[Dataset listings of figures]
────────────────
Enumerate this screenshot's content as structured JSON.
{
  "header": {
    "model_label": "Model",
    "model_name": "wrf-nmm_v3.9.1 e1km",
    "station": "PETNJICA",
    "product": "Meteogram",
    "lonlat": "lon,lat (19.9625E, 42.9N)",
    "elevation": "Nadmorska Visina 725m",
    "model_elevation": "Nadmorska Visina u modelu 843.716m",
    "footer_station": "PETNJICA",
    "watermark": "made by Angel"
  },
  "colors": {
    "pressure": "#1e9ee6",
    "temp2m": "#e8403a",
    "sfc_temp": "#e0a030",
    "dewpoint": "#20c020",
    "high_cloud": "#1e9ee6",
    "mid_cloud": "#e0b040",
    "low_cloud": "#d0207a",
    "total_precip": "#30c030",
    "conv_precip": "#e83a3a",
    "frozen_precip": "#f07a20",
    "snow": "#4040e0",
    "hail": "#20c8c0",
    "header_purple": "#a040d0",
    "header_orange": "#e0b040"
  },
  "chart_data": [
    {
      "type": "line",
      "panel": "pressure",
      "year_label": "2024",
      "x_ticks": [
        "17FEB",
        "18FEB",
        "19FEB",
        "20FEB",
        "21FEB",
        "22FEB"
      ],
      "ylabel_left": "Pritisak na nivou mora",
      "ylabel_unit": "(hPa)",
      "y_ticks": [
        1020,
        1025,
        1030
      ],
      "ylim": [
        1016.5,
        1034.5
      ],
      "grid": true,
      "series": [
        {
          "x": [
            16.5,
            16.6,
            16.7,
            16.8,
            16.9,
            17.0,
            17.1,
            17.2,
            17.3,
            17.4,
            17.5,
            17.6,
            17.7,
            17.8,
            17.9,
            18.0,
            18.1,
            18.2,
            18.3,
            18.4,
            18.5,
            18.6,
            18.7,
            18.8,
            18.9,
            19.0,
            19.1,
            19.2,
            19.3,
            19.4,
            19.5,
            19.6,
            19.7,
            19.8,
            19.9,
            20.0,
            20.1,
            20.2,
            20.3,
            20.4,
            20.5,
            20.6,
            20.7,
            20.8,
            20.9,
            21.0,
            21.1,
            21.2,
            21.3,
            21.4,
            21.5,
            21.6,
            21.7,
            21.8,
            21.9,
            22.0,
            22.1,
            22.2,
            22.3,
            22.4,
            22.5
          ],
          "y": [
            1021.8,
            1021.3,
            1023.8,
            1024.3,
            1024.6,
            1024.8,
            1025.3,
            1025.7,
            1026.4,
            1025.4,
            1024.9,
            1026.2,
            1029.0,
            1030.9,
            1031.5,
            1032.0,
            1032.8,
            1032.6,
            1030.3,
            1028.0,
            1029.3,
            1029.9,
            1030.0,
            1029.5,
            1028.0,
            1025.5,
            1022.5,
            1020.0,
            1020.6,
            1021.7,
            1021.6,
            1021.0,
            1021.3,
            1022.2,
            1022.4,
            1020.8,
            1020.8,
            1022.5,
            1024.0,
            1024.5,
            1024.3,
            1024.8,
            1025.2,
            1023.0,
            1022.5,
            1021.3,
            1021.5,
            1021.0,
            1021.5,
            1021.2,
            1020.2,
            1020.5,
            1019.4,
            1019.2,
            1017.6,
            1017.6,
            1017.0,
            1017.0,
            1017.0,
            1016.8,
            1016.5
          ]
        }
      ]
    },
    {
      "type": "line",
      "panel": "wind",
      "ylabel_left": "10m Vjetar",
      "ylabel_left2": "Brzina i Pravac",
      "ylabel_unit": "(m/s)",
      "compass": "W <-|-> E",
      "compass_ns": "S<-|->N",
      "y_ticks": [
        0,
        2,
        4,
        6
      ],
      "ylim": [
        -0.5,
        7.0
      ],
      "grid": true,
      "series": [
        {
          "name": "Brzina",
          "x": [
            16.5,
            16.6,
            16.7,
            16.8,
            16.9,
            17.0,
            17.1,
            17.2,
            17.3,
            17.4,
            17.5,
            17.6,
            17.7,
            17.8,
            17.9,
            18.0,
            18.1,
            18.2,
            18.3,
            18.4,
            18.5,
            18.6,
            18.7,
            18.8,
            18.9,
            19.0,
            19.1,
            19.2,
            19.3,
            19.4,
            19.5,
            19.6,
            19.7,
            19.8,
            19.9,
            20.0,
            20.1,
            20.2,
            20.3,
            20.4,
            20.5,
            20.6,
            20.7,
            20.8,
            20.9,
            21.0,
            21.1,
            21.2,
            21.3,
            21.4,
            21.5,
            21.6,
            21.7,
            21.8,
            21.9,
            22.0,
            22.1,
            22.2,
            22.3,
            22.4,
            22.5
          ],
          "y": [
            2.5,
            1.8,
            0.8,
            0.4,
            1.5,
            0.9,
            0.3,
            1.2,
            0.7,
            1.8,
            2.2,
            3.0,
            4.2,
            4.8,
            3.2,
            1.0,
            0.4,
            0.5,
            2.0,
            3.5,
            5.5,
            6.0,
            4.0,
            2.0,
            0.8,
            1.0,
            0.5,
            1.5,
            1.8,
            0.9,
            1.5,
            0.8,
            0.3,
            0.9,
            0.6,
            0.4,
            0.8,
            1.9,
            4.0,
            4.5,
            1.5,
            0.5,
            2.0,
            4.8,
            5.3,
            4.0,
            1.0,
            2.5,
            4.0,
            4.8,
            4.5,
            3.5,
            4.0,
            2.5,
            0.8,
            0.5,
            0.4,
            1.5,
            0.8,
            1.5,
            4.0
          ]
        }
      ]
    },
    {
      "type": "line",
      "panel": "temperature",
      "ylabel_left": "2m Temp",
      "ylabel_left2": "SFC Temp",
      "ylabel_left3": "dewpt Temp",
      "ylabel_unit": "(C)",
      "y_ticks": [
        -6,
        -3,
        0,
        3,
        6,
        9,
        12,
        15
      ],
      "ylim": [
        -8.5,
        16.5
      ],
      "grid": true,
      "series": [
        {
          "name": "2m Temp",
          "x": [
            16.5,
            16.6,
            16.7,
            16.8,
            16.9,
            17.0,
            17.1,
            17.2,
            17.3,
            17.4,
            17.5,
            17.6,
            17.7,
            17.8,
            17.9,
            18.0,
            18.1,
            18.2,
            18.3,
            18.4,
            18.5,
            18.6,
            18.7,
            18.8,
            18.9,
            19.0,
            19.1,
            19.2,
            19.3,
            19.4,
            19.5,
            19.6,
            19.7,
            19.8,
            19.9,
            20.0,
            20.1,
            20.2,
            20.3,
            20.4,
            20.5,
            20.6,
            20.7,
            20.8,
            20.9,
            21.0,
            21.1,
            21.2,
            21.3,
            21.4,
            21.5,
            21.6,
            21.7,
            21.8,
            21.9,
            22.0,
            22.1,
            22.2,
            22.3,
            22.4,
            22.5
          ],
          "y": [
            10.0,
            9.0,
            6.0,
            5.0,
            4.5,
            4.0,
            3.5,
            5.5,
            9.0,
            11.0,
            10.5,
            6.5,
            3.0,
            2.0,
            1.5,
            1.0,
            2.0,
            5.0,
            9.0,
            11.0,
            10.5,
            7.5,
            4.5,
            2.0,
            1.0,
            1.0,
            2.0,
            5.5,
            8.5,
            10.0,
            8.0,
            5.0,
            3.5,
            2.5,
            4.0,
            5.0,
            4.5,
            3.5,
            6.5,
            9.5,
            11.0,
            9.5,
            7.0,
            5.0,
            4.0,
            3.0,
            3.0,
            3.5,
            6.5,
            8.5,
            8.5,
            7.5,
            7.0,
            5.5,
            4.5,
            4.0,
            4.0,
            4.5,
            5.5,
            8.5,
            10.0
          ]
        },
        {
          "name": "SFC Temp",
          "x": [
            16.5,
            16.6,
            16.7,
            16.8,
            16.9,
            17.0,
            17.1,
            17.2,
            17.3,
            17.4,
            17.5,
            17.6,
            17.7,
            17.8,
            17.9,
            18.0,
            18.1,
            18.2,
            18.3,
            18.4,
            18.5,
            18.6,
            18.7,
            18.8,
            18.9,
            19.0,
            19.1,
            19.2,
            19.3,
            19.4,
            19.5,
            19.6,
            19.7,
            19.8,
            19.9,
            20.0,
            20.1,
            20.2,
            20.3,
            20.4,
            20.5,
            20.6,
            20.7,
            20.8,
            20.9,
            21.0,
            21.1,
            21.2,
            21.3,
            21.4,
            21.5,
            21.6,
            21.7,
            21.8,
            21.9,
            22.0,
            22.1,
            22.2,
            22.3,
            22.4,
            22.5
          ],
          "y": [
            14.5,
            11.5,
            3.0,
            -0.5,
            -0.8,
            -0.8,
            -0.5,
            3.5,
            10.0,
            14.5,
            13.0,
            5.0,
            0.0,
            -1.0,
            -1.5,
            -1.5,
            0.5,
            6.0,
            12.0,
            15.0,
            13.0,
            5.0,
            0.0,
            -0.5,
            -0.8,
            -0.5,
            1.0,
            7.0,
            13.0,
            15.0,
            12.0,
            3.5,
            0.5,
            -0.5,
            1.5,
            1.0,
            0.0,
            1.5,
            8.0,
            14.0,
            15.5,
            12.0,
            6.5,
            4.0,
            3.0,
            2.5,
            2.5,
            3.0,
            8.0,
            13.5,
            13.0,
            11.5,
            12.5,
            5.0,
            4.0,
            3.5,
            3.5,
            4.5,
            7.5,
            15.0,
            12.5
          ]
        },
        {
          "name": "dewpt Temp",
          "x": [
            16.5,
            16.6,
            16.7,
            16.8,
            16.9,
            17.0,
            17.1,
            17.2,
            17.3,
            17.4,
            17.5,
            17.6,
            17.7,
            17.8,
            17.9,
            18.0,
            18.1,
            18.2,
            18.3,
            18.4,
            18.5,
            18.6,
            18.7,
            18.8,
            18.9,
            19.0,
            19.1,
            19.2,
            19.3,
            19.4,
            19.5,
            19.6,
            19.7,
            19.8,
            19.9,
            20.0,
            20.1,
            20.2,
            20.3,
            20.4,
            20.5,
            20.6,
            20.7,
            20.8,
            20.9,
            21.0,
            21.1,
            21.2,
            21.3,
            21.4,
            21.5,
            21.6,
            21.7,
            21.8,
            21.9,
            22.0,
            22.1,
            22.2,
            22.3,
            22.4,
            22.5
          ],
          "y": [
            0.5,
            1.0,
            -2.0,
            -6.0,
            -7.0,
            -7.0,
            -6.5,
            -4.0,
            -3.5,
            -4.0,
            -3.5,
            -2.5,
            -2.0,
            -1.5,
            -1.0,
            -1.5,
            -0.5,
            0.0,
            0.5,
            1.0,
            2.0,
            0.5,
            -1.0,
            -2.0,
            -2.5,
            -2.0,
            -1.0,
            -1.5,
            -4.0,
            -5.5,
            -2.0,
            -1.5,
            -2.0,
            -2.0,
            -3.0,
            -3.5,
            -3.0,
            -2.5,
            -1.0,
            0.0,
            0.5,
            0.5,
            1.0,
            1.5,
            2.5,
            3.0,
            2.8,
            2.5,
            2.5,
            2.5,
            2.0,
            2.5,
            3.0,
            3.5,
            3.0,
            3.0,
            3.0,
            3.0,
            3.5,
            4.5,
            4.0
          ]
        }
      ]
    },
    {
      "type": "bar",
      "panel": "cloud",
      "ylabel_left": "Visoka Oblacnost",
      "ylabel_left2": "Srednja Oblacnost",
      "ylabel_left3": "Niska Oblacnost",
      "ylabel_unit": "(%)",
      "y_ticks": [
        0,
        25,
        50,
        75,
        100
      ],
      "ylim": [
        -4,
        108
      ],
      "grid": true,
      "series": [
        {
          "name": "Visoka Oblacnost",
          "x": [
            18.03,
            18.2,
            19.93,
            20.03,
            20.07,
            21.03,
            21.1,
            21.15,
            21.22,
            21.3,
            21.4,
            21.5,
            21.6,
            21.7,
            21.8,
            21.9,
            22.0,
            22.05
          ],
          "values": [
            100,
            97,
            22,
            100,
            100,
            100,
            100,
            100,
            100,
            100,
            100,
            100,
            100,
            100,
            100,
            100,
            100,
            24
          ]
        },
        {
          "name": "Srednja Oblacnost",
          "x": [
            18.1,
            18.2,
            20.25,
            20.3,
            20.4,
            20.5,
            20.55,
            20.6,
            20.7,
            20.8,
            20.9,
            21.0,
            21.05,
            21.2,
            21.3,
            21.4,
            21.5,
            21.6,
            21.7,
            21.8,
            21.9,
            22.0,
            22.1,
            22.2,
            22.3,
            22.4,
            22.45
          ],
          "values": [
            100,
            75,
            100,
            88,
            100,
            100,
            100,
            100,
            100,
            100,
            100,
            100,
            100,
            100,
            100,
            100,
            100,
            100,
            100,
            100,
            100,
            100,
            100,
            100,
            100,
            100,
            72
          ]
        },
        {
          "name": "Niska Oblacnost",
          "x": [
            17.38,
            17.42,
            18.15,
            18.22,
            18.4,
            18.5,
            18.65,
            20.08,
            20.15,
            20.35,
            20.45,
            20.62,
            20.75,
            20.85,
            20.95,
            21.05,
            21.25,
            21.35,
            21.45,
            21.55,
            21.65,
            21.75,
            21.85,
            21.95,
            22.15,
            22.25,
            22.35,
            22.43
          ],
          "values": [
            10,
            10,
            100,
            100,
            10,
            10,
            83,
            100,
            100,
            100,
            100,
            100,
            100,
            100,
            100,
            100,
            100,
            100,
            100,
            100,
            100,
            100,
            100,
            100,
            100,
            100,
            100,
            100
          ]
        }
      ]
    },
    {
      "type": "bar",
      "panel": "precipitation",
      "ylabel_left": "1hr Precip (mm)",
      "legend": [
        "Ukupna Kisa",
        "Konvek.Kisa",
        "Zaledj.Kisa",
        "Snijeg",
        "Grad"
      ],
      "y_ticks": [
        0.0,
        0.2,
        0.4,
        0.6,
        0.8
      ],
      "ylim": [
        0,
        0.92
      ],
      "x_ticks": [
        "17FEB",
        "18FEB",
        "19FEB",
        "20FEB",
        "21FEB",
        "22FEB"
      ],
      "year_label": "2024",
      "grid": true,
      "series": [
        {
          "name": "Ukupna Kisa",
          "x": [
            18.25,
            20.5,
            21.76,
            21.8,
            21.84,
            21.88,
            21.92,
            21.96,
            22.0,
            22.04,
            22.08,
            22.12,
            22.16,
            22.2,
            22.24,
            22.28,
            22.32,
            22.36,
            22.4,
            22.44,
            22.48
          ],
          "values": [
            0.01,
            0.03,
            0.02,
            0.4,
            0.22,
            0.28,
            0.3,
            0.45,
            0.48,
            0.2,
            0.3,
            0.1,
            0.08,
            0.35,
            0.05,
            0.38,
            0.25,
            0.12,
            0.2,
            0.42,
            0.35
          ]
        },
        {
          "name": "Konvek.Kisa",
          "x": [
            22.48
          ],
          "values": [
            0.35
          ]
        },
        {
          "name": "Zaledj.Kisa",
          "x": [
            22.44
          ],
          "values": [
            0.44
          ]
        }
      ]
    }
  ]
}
────────────────
» **Required task**: Of the lines in the data above, how many contain the word "Kisa"? Give only that figure.

» **Right answer**: 6